* Begin RECORDS FOR THIS TASK *

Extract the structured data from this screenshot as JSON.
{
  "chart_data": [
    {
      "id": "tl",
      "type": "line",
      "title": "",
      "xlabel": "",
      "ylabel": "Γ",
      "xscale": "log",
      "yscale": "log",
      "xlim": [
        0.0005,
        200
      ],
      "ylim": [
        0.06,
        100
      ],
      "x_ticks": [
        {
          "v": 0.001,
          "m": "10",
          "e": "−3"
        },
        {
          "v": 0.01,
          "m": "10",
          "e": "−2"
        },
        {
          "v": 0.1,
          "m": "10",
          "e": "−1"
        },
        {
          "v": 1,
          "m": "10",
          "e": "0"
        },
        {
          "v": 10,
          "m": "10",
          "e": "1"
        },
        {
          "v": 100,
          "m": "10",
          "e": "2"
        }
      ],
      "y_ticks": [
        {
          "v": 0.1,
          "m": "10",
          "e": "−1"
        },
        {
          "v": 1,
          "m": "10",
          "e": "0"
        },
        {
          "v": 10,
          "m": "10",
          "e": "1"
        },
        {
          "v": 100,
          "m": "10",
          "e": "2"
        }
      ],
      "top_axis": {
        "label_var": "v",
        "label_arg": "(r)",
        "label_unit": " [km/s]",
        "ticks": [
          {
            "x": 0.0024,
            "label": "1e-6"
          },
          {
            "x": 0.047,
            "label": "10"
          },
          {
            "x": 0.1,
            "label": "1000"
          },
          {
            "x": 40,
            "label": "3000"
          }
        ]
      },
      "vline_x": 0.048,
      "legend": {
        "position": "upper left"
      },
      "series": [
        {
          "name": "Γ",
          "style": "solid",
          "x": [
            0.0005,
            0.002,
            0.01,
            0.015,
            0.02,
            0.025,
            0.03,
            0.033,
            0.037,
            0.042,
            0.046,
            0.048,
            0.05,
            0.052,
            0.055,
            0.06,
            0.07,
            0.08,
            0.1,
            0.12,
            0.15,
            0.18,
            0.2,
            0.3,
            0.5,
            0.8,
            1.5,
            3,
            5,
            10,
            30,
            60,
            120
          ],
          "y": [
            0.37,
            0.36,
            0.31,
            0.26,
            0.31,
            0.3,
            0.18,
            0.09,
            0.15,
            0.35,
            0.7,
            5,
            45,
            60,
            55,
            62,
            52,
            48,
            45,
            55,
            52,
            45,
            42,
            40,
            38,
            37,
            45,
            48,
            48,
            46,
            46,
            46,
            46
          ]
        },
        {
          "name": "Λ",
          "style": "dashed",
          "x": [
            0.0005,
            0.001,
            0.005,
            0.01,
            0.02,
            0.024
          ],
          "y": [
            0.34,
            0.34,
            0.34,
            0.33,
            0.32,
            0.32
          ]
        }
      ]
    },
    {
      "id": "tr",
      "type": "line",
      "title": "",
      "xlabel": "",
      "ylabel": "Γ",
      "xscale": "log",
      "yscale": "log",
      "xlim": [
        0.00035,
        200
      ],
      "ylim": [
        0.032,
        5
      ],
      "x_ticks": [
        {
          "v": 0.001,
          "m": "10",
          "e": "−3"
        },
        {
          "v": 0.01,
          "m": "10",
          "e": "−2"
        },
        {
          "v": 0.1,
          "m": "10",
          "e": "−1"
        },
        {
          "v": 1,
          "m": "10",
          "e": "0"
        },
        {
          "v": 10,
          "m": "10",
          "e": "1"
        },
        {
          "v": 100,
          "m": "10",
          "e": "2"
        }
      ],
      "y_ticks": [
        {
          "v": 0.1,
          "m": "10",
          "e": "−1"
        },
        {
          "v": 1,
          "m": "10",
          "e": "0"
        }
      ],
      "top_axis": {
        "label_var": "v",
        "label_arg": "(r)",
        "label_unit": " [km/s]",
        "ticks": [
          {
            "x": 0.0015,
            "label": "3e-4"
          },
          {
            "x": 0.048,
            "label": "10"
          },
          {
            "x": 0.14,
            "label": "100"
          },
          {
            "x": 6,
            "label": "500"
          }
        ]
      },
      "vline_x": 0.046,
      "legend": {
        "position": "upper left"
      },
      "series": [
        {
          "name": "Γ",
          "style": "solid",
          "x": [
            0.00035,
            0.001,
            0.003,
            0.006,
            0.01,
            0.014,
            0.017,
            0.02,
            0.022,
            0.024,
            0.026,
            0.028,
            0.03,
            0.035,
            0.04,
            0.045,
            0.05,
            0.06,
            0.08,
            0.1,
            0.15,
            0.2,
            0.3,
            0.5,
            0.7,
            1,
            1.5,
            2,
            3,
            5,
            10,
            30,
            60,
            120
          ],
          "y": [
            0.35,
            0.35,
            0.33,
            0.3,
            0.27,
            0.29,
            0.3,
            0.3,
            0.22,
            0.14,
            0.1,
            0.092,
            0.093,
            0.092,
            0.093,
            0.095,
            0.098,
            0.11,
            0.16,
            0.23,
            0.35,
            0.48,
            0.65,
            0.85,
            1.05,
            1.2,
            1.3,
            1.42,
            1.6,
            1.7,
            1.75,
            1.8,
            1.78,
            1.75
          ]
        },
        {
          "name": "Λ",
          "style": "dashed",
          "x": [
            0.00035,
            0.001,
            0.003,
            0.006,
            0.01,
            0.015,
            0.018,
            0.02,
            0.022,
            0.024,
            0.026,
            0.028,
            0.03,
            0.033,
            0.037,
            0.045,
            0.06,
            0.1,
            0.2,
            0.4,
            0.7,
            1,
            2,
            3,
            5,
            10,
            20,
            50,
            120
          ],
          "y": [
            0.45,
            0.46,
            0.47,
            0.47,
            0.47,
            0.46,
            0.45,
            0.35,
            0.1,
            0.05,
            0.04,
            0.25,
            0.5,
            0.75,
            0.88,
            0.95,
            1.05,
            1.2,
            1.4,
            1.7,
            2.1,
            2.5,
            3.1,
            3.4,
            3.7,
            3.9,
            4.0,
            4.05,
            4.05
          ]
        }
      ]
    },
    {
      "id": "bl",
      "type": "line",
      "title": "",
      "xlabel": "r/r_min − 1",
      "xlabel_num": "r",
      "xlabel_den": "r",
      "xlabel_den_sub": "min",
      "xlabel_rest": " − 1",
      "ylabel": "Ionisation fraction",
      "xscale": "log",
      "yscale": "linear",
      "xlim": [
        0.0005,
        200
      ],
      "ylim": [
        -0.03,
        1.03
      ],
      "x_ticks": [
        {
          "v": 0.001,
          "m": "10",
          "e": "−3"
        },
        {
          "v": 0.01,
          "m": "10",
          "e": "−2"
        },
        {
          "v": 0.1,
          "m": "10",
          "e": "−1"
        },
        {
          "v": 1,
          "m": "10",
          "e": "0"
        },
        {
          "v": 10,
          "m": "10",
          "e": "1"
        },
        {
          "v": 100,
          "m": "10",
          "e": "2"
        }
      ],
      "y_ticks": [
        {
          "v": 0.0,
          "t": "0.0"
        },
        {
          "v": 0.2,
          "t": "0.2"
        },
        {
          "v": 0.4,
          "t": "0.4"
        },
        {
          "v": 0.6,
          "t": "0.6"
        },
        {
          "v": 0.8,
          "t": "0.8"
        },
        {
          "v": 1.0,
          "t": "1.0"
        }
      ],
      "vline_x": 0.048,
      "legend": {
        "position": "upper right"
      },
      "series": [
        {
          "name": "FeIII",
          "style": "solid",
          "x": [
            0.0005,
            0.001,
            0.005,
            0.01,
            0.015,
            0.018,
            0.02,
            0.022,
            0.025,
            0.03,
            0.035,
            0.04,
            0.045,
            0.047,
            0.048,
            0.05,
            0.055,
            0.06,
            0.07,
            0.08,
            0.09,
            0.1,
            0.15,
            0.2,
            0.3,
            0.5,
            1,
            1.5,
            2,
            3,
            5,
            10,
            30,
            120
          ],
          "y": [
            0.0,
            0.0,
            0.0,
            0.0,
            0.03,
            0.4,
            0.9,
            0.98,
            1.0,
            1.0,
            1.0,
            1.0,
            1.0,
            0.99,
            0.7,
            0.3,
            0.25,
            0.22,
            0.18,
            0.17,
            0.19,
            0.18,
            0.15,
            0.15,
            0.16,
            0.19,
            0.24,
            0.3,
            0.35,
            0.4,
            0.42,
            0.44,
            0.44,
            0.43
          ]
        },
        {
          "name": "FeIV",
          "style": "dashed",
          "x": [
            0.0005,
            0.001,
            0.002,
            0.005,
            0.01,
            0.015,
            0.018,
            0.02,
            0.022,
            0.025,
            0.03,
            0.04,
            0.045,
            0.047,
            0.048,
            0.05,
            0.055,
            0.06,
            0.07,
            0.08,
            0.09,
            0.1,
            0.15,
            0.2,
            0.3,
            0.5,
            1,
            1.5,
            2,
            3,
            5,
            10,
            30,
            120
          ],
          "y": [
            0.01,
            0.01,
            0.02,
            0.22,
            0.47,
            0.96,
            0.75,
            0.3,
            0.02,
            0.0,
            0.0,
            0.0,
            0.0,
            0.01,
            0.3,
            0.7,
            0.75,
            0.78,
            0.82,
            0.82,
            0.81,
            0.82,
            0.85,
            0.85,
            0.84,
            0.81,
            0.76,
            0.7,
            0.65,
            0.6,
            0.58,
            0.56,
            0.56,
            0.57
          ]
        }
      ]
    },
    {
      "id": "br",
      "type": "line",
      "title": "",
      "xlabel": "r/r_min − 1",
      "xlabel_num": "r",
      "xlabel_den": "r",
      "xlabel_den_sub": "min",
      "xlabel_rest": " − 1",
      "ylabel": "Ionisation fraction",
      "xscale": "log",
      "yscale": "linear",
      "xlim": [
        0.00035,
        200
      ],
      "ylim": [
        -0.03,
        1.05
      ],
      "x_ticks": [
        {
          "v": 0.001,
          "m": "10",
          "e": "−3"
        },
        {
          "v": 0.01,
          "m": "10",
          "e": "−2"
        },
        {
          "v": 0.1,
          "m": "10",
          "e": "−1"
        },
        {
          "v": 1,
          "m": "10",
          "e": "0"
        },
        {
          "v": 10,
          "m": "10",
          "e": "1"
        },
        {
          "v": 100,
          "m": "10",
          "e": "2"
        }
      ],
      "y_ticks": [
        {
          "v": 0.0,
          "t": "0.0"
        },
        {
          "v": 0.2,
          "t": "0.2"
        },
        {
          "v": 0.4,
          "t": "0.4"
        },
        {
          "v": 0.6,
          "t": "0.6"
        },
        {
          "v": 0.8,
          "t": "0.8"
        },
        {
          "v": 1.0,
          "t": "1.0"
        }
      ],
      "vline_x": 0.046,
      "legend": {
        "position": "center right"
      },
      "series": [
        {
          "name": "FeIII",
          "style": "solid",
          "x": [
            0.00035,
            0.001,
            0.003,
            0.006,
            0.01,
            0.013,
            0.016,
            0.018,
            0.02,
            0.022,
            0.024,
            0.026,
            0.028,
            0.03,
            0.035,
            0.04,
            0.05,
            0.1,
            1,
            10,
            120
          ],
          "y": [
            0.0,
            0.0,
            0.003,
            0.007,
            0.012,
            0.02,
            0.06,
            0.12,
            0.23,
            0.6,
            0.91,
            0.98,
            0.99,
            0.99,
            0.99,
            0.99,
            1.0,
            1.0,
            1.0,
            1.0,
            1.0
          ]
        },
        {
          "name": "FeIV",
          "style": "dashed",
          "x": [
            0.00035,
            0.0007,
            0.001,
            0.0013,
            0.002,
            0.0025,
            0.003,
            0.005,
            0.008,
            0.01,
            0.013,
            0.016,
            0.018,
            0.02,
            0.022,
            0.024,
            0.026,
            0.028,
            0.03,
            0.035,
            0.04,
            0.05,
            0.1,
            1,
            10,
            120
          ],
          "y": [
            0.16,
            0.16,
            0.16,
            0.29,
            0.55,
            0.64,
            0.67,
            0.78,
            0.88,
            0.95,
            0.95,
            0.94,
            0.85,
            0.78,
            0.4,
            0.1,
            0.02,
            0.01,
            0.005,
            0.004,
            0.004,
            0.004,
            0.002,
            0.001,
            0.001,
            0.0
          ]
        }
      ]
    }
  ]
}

* End RECORDS FOR THIS TASK *

• _REQUIRED TASK_: Using the listing above, show every line that includes the string "right".

• _SOLUTION_:
        "position": "upper right"
        "position": "center right"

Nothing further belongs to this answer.